Begin Data for this task

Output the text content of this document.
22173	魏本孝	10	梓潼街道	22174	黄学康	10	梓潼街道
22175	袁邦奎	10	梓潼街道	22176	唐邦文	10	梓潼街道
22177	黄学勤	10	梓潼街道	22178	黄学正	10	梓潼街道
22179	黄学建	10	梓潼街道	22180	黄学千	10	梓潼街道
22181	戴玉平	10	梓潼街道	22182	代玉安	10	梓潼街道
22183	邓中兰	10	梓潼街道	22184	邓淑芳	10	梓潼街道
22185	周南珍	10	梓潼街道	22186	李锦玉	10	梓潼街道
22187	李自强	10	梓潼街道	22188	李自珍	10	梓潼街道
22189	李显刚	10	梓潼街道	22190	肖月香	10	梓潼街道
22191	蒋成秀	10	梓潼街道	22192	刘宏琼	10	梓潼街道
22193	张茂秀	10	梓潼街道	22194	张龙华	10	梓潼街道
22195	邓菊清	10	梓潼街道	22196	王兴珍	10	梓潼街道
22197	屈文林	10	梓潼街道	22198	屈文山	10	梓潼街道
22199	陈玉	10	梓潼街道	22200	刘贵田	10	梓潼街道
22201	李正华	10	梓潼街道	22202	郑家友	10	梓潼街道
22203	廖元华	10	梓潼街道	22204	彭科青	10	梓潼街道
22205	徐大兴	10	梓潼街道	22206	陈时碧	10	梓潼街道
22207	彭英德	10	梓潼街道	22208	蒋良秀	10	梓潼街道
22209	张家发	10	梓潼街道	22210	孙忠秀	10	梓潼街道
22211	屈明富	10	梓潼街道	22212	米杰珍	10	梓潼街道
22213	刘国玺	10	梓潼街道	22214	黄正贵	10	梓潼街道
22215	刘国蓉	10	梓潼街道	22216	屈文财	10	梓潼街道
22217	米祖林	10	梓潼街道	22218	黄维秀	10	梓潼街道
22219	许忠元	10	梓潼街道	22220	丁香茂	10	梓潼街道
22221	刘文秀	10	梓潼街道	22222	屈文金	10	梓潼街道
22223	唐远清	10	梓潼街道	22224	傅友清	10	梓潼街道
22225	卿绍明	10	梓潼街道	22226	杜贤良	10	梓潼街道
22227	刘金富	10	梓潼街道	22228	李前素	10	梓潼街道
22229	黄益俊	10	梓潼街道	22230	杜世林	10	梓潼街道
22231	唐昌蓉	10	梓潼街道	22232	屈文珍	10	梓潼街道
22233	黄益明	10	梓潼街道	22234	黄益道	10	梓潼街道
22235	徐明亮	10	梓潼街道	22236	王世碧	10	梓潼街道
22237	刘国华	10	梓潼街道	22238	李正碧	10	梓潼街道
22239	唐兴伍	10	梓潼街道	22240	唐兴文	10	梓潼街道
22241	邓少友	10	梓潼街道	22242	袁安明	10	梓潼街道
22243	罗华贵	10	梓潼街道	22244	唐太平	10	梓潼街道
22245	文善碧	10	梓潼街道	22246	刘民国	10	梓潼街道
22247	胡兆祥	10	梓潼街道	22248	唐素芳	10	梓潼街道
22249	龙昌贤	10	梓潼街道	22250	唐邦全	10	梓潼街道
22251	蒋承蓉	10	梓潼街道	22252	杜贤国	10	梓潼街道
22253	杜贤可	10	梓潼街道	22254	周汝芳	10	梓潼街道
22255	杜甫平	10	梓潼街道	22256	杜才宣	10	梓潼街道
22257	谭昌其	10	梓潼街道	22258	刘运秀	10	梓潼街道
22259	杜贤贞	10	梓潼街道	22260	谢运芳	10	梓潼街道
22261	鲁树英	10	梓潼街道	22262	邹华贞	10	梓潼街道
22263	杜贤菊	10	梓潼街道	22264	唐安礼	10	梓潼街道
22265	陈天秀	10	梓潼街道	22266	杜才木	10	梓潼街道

End Data for this task

*Exercise aim*:
Repeat the material from above exactly, word for word.

*Solution to this problem*:
Output the text content of this document.
22173	魏本孝	10	梓潼街道	22174	黄学康	10	梓潼街道
22175	袁邦奎	10	梓潼街道	22176	唐邦文	10	梓潼街道
22177	黄学勤	10	梓潼街道	22178	黄学正	10	梓潼街道
22179	黄学建	10	梓潼街道	22180	黄学千	10	梓潼街道
22181	戴玉平	10	梓潼街道	22182	代玉安	10	梓潼街道
22183	邓中兰	10	梓潼街道	22184	邓淑芳	10	梓潼街道
22185	周南珍	10	梓潼街道	22186	李锦玉	10	梓潼街道
22187	李自强	10	梓潼街道	22188	李自珍	10	梓潼街道
22189	李显刚	10	梓潼街道	22190	肖月香	10	梓潼街道
22191	蒋成秀	10	梓潼街道	22192	刘宏琼	10	梓潼街道
22193	张茂秀	10	梓潼街道	22194	张龙华	10	梓潼街道
22195	邓菊清	10	梓潼街道	22196	王兴珍	10	梓潼街道
22197	屈文林	10	梓潼街道	22198	屈文山	10	梓潼街道
22199	陈玉	10	梓潼街道	22200	刘贵田	10	梓潼街道
22201	李正华	10	梓潼街道	22202	郑家友	10	梓潼街道
22203	廖元华	10	梓潼街道	22204	彭科青	10	梓潼街道
22205	徐大兴	10	梓潼街道	22206	陈时碧	10	梓潼街道
22207	彭英德	10	梓潼街道	22208	蒋良秀	10	梓潼街道
22209	张家发	10	梓潼街道	22210	孙忠秀	10	梓潼街道
22211	屈明富	10	梓潼街道	22212	米杰珍	10	梓潼街道
22213	刘国玺	10	梓潼街道	22214	黄正贵	10	梓潼街道
22215	刘国蓉	10	梓潼街道	22216	屈文财	10	梓潼街道
22217	米祖林	10	梓潼街道	22218	黄维秀	10	梓潼街道
22219	许忠元	10	梓潼街道	22220	丁香茂	10	梓潼街道
22221	刘文秀	10	梓潼街道	22222	屈文金	10	梓潼街道
22223	唐远清	10	梓潼街道	22224	傅友清	10	梓潼街道
22225	卿绍明	10	梓潼街道	22226	杜贤良	10	梓潼街道
22227	刘金富	10	梓潼街道	22228	李前素	10	梓潼街道
22229	黄益俊	10	梓潼街道	22230	杜世林	10	梓潼街道
22231	唐昌蓉	10	梓潼街道	22232	屈文珍	10	梓潼街道
22233	黄益明	10	梓潼街道	22234	黄益道	10	梓潼街道
22235	徐明亮	10	梓潼街道	22236	王世碧	10	梓潼街道
22237	刘国华	10	梓潼街道	22238	李正碧	10	梓潼街道
22239	唐兴伍	10	梓潼街道	22240	唐兴文	10	梓潼街道
22241	邓少友	10	梓潼街道	22242	袁安明	10	梓潼街道
22243	罗华贵	10	梓潼街道	22244	唐太平	10	梓潼街道
22245	文善碧	10	梓潼街道	22246	刘民国	10	梓潼街道
22247	胡兆祥	10	梓潼街道	22248	唐素芳	10	梓潼街道
22249	龙昌贤	10	梓潼街道	22250	唐邦全	10	梓潼街道
22251	蒋承蓉	10	梓潼街道	22252	杜贤国	10	梓潼街道
22253	杜贤可	10	梓潼街道	22254	周汝芳	10	梓潼街道
22255	杜甫平	10	梓潼街道	22256	杜才宣	10	梓潼街道
22257	谭昌其	10	梓潼街道	22258	刘运秀	10	梓潼街道
22259	杜贤贞	10	梓潼街道	22260	谢运芳	10	梓潼街道
22261	鲁树英	10	梓潼街道	22262	邹华贞	10	梓潼街道
22263	杜贤菊	10	梓潼街道	22264	唐安礼	10	梓潼街道
22265	陈天秀	10	梓潼街道	22266	杜才木	10	梓潼街道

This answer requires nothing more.